* [WHAT IS NEEDED] Sift the listing for lines that hold the string "JSON" and pull them out.

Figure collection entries

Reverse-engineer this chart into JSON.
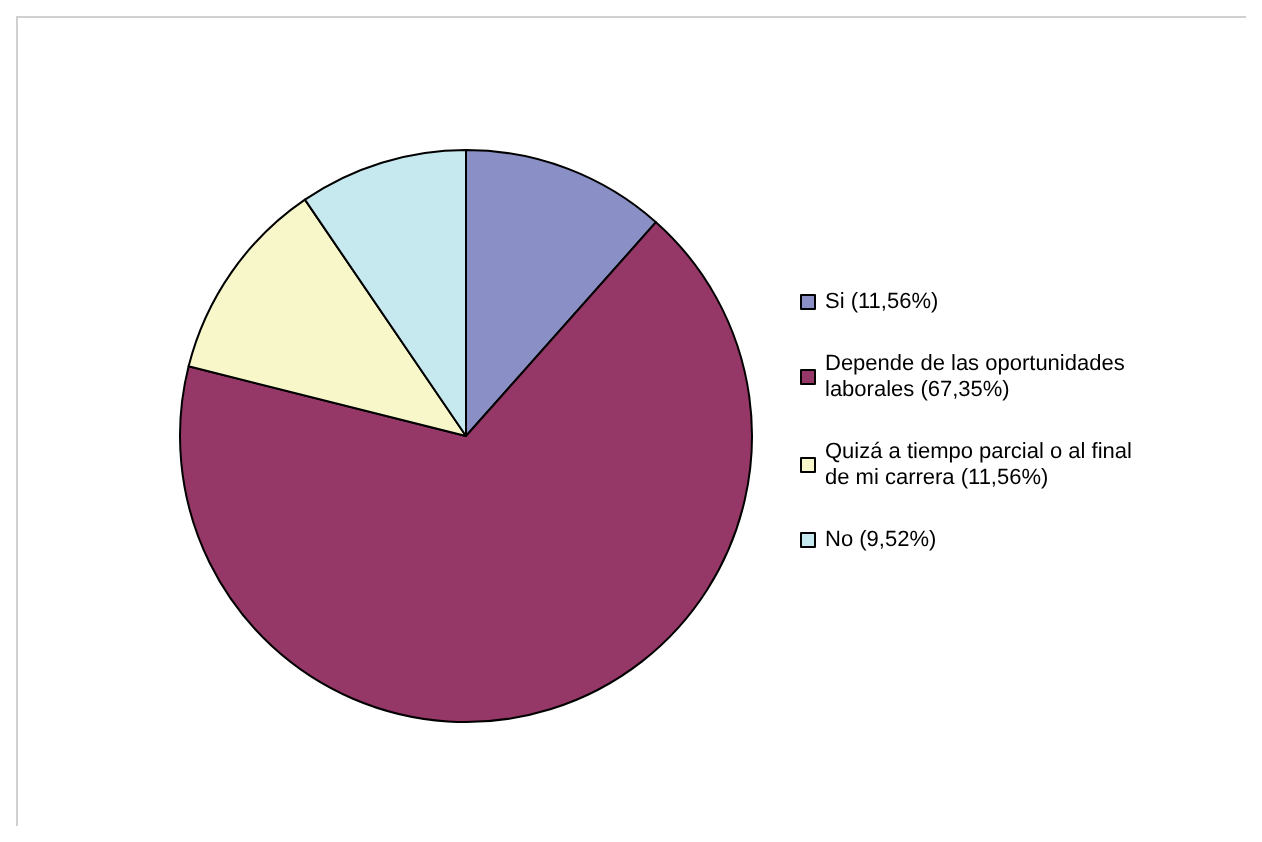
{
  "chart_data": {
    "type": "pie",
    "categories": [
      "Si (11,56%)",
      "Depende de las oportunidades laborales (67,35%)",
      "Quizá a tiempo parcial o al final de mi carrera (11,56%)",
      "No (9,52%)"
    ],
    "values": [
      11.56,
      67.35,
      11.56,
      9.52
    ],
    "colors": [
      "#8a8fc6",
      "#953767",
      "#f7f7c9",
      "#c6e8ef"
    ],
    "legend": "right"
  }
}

--

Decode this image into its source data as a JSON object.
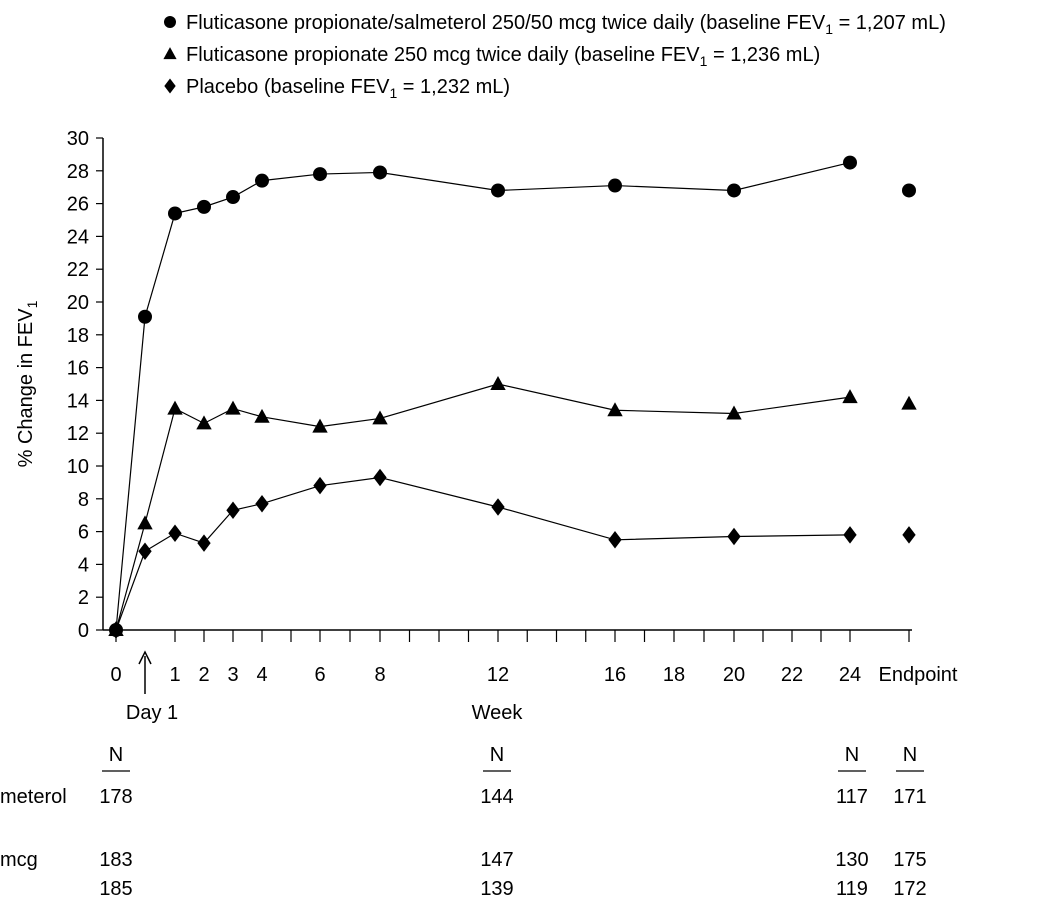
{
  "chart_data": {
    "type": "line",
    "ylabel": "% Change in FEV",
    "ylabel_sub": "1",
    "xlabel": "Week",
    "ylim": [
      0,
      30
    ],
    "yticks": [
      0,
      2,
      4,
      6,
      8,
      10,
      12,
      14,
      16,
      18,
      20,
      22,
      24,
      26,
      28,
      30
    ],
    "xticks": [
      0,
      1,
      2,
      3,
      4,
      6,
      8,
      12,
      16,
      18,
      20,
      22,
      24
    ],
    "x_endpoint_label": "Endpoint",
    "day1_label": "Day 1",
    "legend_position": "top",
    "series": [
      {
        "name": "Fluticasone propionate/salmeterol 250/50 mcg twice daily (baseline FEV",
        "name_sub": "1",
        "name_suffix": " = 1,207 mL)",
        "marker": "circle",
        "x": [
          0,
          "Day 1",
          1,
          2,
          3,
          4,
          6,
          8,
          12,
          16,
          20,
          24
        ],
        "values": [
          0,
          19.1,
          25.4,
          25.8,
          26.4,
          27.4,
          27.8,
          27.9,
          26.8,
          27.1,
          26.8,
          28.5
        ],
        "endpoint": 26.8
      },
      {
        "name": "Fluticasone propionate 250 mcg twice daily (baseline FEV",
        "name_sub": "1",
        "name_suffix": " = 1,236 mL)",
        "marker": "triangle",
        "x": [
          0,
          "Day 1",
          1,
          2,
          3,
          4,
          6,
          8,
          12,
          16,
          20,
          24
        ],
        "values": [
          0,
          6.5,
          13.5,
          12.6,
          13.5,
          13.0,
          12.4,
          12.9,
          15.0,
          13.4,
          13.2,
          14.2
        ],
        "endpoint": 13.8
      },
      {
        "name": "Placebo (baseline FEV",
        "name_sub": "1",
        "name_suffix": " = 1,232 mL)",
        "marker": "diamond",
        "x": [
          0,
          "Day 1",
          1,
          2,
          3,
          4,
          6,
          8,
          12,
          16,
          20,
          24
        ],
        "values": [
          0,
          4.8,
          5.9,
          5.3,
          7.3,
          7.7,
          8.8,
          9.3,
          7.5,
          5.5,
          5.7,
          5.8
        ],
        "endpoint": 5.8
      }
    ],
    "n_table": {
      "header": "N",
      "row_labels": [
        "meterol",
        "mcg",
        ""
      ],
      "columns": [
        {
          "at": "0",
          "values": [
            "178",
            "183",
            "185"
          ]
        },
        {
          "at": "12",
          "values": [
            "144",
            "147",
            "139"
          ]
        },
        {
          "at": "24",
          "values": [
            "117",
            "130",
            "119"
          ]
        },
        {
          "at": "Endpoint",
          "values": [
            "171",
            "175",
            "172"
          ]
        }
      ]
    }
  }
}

* [ANSWER TO THE PROBLEM]
Reverse-engineer this chart into JSON.
Decode this image into its source data as a JSON object.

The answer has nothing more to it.